# Data records start
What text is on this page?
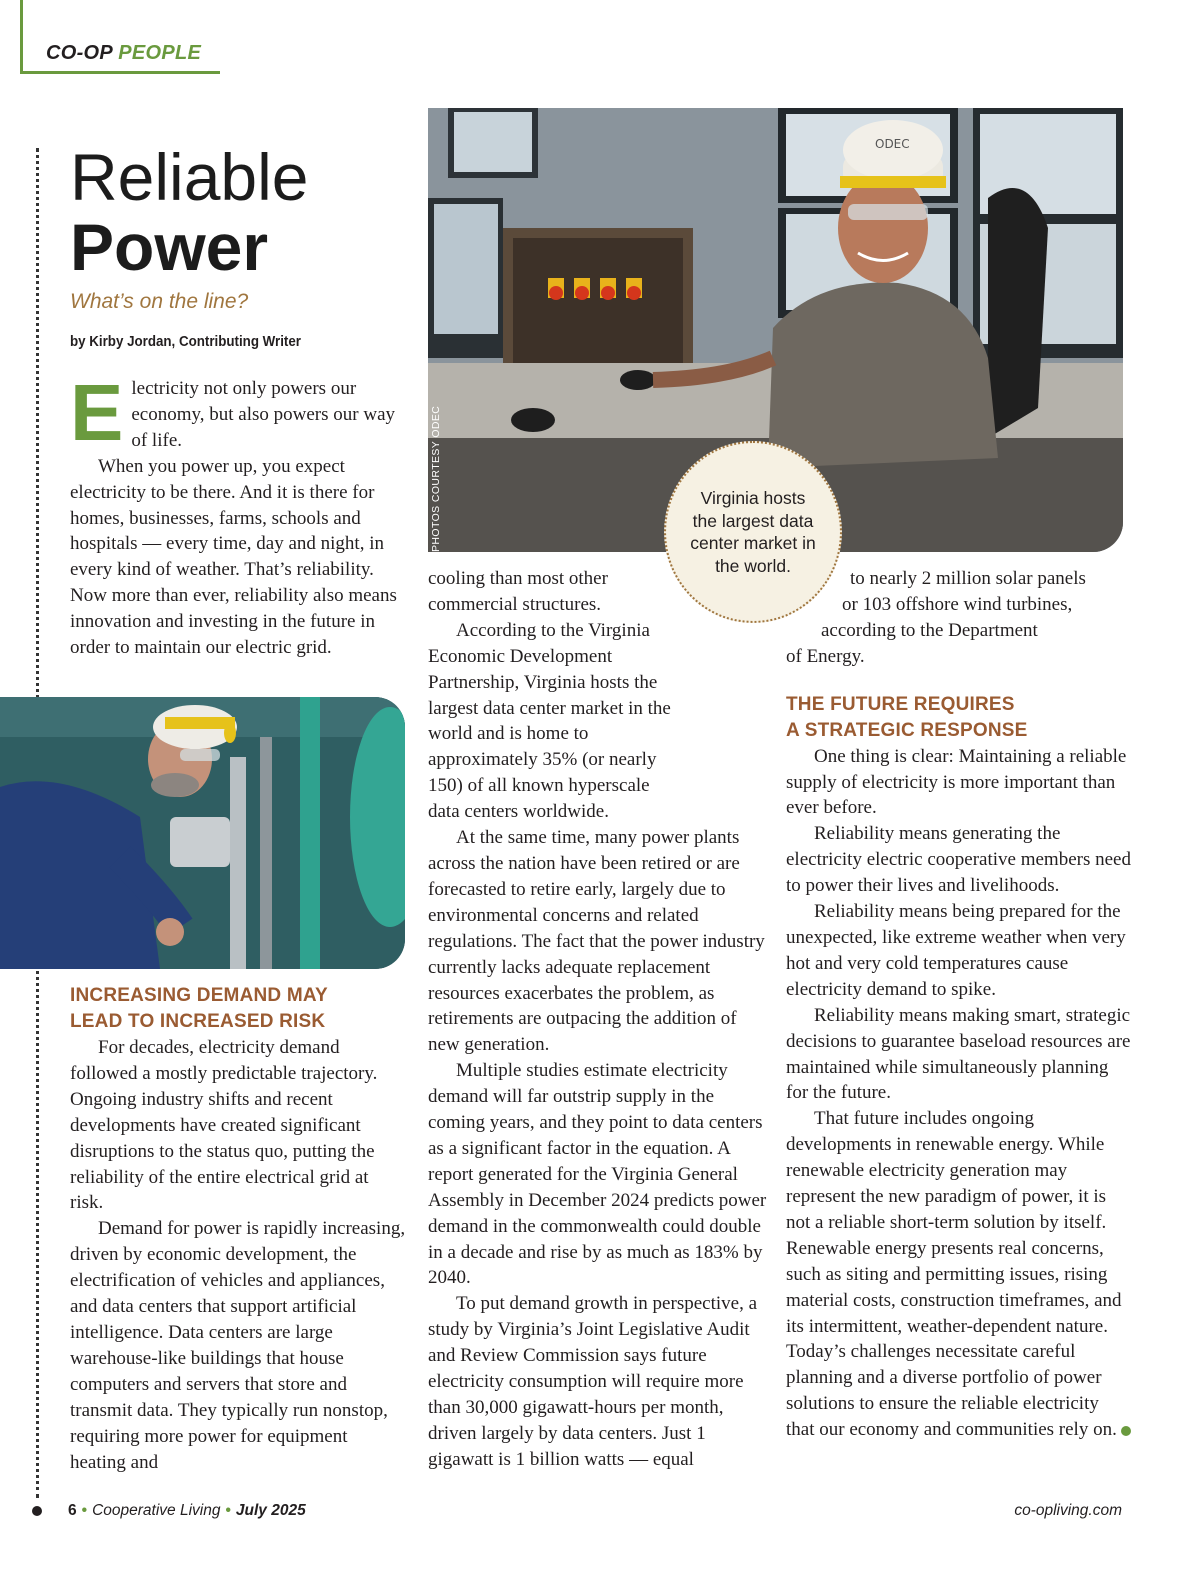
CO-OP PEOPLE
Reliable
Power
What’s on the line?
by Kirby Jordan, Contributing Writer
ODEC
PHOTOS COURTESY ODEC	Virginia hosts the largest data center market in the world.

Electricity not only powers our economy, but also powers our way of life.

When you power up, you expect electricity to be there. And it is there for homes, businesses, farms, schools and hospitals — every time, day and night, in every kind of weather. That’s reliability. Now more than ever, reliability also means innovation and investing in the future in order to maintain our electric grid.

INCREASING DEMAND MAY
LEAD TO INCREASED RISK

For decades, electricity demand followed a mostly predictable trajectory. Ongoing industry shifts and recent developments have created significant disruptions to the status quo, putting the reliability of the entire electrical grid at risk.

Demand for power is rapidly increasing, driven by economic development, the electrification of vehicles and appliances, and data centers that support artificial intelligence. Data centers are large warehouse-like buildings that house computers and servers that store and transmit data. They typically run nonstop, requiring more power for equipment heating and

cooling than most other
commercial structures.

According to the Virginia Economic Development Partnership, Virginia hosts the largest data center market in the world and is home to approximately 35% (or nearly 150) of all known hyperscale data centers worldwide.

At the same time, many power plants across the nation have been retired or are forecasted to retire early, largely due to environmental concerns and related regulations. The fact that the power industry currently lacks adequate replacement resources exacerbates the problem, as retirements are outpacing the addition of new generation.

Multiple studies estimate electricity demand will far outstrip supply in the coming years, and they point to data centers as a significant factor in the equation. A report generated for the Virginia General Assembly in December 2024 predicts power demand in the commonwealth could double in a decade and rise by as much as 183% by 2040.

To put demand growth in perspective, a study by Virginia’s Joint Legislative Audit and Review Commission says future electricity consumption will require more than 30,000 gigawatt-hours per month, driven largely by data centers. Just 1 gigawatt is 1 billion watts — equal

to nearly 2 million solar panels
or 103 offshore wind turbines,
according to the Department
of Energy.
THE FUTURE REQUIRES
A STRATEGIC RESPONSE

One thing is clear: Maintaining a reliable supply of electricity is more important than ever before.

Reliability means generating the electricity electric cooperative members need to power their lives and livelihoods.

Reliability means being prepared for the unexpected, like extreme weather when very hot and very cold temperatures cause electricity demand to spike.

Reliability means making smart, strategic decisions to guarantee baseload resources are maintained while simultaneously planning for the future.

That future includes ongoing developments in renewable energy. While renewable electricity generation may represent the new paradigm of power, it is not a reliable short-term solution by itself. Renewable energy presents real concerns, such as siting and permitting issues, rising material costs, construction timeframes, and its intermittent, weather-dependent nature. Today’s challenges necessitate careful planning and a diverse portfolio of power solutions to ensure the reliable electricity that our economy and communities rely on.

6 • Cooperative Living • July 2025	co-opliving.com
# Data records end
# Data records start
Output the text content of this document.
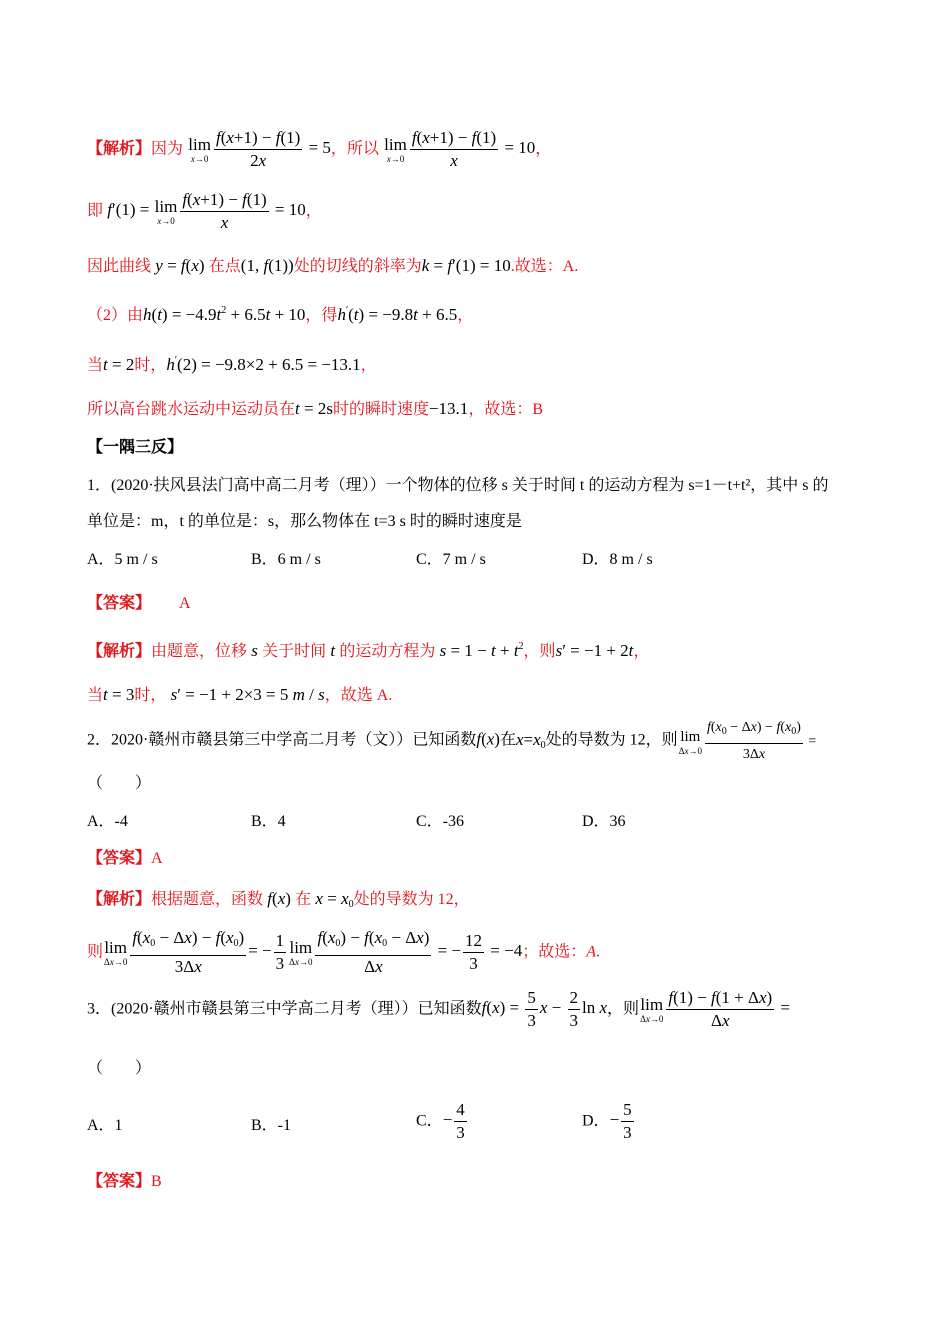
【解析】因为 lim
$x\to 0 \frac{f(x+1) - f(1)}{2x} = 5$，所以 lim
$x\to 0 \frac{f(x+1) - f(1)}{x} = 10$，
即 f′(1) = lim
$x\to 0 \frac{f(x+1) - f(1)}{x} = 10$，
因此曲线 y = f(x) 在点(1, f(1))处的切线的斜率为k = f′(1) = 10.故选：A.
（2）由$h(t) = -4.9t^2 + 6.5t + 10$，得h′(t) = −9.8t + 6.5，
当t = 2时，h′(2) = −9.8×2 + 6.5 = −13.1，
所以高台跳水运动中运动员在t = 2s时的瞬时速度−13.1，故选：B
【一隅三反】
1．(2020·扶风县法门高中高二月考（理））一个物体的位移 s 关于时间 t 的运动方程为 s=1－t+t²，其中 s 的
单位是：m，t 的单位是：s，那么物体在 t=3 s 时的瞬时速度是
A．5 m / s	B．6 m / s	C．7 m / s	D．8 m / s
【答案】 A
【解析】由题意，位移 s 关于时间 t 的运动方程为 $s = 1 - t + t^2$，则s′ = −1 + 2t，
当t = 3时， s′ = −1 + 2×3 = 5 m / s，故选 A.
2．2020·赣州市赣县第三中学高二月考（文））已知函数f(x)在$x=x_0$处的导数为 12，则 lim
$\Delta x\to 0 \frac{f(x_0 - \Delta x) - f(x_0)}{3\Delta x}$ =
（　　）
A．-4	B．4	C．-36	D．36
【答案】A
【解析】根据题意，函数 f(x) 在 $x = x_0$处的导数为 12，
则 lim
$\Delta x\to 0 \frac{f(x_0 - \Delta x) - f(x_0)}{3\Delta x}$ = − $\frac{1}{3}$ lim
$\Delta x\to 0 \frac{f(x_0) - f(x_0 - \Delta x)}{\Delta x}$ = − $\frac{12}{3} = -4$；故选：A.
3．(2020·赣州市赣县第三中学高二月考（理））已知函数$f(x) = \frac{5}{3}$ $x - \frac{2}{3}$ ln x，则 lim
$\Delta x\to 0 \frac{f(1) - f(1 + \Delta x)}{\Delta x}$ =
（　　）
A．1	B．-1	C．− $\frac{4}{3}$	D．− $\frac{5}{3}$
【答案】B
# Data records end
Given exercise => Show all lines above holding "ODEC".

Response to this task =>
ODEC
PHOTOS COURTESY ODEC	Virginia hosts the largest data center market in the world.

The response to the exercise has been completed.